SHORT TASK: Copy out the listing that follows, exact in every word, and skip the images.

MATERIAL FOR THIS TASK:
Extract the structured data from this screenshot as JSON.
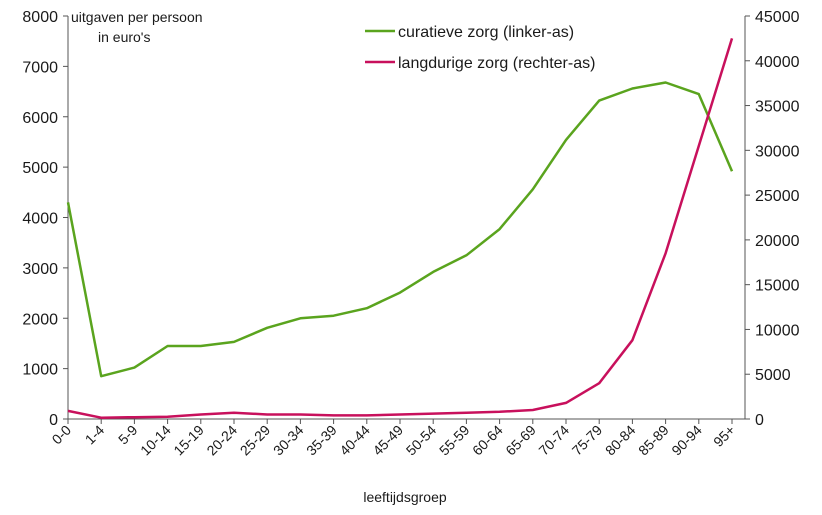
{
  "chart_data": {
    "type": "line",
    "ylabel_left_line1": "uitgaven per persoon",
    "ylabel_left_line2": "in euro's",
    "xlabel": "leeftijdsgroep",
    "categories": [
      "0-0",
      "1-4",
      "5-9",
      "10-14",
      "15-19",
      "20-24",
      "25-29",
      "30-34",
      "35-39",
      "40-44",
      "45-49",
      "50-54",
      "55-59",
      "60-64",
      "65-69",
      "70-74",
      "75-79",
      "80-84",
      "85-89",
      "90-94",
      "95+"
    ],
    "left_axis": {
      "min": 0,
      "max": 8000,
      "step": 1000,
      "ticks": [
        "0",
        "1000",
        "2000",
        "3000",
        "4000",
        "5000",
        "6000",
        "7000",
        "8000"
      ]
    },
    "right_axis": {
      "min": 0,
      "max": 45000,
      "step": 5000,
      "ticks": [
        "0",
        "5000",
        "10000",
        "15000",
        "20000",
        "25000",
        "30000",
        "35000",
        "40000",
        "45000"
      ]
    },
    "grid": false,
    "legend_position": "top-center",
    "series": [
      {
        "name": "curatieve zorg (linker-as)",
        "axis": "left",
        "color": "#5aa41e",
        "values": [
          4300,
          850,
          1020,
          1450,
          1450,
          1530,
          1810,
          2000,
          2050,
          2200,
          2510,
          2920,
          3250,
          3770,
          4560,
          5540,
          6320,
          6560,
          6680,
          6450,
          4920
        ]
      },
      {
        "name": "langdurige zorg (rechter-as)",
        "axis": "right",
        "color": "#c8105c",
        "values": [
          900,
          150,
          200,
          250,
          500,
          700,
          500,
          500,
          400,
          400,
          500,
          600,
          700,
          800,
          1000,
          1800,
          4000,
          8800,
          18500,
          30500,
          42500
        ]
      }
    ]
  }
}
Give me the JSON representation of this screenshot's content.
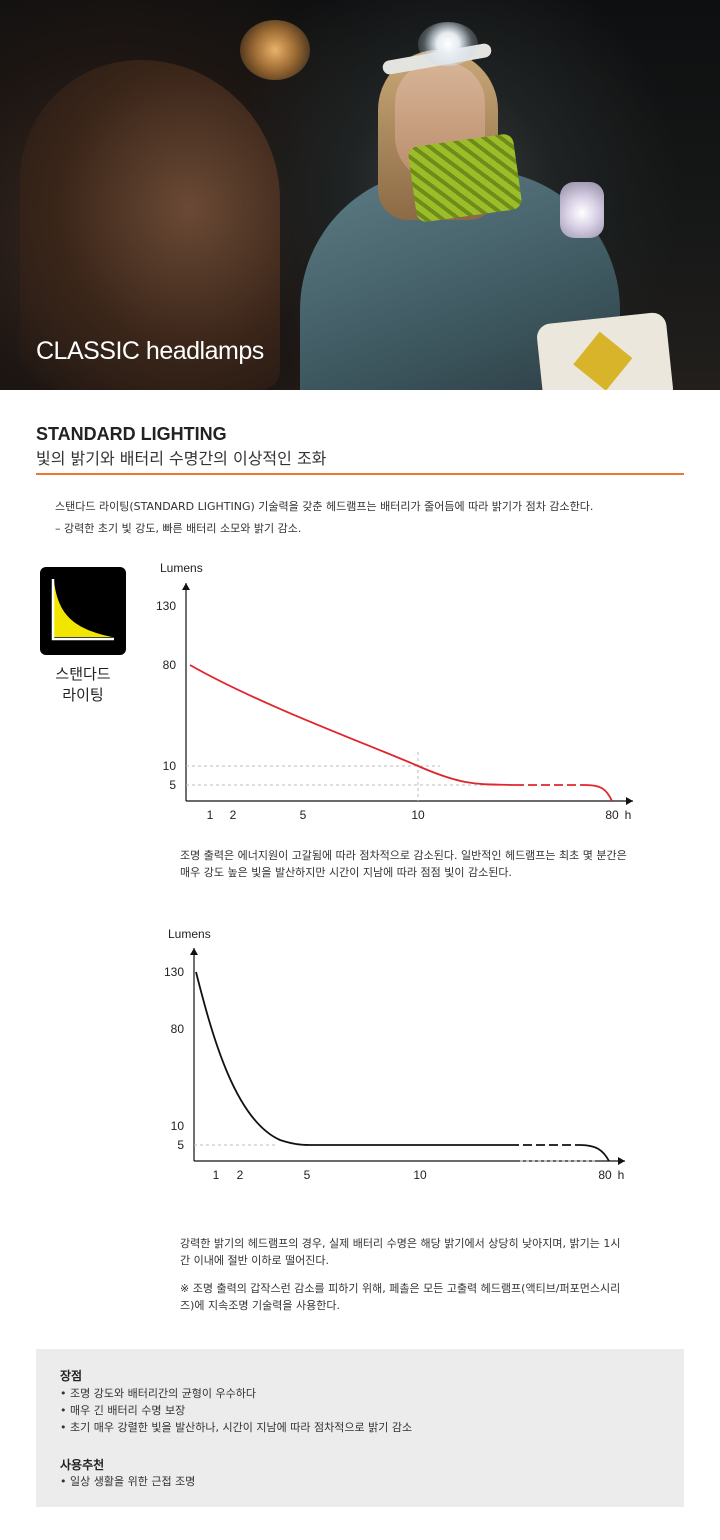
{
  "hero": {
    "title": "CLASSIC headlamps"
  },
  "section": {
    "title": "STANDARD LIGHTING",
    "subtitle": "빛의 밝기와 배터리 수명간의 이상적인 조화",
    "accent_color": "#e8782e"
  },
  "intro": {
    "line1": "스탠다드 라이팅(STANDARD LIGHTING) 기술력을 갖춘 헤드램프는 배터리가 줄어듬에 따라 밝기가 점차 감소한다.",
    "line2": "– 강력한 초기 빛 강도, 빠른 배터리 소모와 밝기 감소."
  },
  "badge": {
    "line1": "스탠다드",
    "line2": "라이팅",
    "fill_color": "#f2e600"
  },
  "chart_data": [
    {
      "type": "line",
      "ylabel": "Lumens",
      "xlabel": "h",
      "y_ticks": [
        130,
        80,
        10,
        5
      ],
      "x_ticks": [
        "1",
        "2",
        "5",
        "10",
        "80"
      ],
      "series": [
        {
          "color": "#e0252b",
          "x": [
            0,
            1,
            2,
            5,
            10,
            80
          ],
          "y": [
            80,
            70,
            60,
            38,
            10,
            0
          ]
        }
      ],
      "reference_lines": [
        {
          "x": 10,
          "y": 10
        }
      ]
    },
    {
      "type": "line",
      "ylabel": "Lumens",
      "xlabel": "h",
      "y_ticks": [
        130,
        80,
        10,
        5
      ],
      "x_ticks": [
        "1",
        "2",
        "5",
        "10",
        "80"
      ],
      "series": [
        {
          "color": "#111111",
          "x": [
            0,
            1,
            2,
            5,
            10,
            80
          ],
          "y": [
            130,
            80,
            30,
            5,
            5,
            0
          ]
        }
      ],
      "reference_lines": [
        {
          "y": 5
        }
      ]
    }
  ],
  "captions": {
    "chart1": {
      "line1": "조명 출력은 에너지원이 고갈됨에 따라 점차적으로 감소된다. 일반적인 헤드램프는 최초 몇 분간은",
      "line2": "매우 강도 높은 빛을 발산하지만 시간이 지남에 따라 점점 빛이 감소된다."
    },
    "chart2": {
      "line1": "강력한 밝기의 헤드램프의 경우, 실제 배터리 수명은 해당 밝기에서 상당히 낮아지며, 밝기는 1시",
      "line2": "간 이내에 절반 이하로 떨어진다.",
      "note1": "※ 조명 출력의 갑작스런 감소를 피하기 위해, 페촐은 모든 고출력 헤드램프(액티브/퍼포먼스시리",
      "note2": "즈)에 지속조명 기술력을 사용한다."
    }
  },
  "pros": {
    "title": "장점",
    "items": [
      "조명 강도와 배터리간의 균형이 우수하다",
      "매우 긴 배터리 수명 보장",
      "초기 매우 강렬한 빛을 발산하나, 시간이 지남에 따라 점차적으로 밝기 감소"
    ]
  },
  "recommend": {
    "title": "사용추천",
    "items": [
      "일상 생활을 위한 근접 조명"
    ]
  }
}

FULL ANSWER:
Extract the structured data from this screenshot as JSON.
{
  "chart_data": {
    "type": "line",
    "ylabel_left_line1": "uitgaven per persoon",
    "ylabel_left_line2": "in euro's",
    "xlabel": "leeftijdsgroep",
    "categories": [
      "0-0",
      "1-4",
      "5-9",
      "10-14",
      "15-19",
      "20-24",
      "25-29",
      "30-34",
      "35-39",
      "40-44",
      "45-49",
      "50-54",
      "55-59",
      "60-64",
      "65-69",
      "70-74",
      "75-79",
      "80-84",
      "85-89",
      "90-94",
      "95+"
    ],
    "left_axis": {
      "min": 0,
      "max": 8000,
      "step": 1000,
      "ticks": [
        "0",
        "1000",
        "2000",
        "3000",
        "4000",
        "5000",
        "6000",
        "7000",
        "8000"
      ]
    },
    "right_axis": {
      "min": 0,
      "max": 45000,
      "step": 5000,
      "ticks": [
        "0",
        "5000",
        "10000",
        "15000",
        "20000",
        "25000",
        "30000",
        "35000",
        "40000",
        "45000"
      ]
    },
    "grid": false,
    "legend_position": "top-center",
    "series": [
      {
        "name": "curatieve zorg (linker-as)",
        "axis": "left",
        "color": "#5aa41e",
        "values": [
          4300,
          850,
          1020,
          1450,
          1450,
          1530,
          1810,
          2000,
          2050,
          2200,
          2510,
          2920,
          3250,
          3770,
          4560,
          5540,
          6320,
          6560,
          6680,
          6450,
          4920
        ]
      },
      {
        "name": "langdurige zorg (rechter-as)",
        "axis": "right",
        "color": "#c8105c",
        "values": [
          900,
          150,
          200,
          250,
          500,
          700,
          500,
          500,
          400,
          400,
          500,
          600,
          700,
          800,
          1000,
          1800,
          4000,
          8800,
          18500,
          30500,
          42500
        ]
      }
    ]
  }
}
Give me the JSON representation of this screenshot's content.
{
  "hero": {
    "title": "CLASSIC headlamps"
  },
  "section": {
    "title": "STANDARD LIGHTING",
    "subtitle": "빛의 밝기와 배터리 수명간의 이상적인 조화",
    "accent_color": "#e8782e"
  },
  "intro": {
    "line1": "스탠다드 라이팅(STANDARD LIGHTING) 기술력을 갖춘 헤드램프는 배터리가 줄어듬에 따라 밝기가 점차 감소한다.",
    "line2": "– 강력한 초기 빛 강도, 빠른 배터리 소모와 밝기 감소."
  },
  "badge": {
    "line1": "스탠다드",
    "line2": "라이팅",
    "fill_color": "#f2e600"
  },
  "chart_data": [
    {
      "type": "line",
      "ylabel": "Lumens",
      "xlabel": "h",
      "y_ticks": [
        130,
        80,
        10,
        5
      ],
      "x_ticks": [
        "1",
        "2",
        "5",
        "10",
        "80"
      ],
      "series": [
        {
          "color": "#e0252b",
          "x": [
            0,
            1,
            2,
            5,
            10,
            80
          ],
          "y": [
            80,
            70,
            60,
            38,
            10,
            0
          ]
        }
      ],
      "reference_lines": [
        {
          "x": 10,
          "y": 10
        }
      ]
    },
    {
      "type": "line",
      "ylabel": "Lumens",
      "xlabel": "h",
      "y_ticks": [
        130,
        80,
        10,
        5
      ],
      "x_ticks": [
        "1",
        "2",
        "5",
        "10",
        "80"
      ],
      "series": [
        {
          "color": "#111111",
          "x": [
            0,
            1,
            2,
            5,
            10,
            80
          ],
          "y": [
            130,
            80,
            30,
            5,
            5,
            0
          ]
        }
      ],
      "reference_lines": [
        {
          "y": 5
        }
      ]
    }
  ],
  "captions": {
    "chart1": {
      "line1": "조명 출력은 에너지원이 고갈됨에 따라 점차적으로 감소된다. 일반적인 헤드램프는 최초 몇 분간은",
      "line2": "매우 강도 높은 빛을 발산하지만 시간이 지남에 따라 점점 빛이 감소된다."
    },
    "chart2": {
      "line1": "강력한 밝기의 헤드램프의 경우, 실제 배터리 수명은 해당 밝기에서 상당히 낮아지며, 밝기는 1시",
      "line2": "간 이내에 절반 이하로 떨어진다.",
      "note1": "※ 조명 출력의 갑작스런 감소를 피하기 위해, 페촐은 모든 고출력 헤드램프(액티브/퍼포먼스시리",
      "note2": "즈)에 지속조명 기술력을 사용한다."
    }
  },
  "pros": {
    "title": "장점",
    "items": [
      "조명 강도와 배터리간의 균형이 우수하다",
      "매우 긴 배터리 수명 보장",
      "초기 매우 강렬한 빛을 발산하나, 시간이 지남에 따라 점차적으로 밝기 감소"
    ]
  },
  "recommend": {
    "title": "사용추천",
    "items": [
      "일상 생활을 위한 근접 조명"
    ]
  }
}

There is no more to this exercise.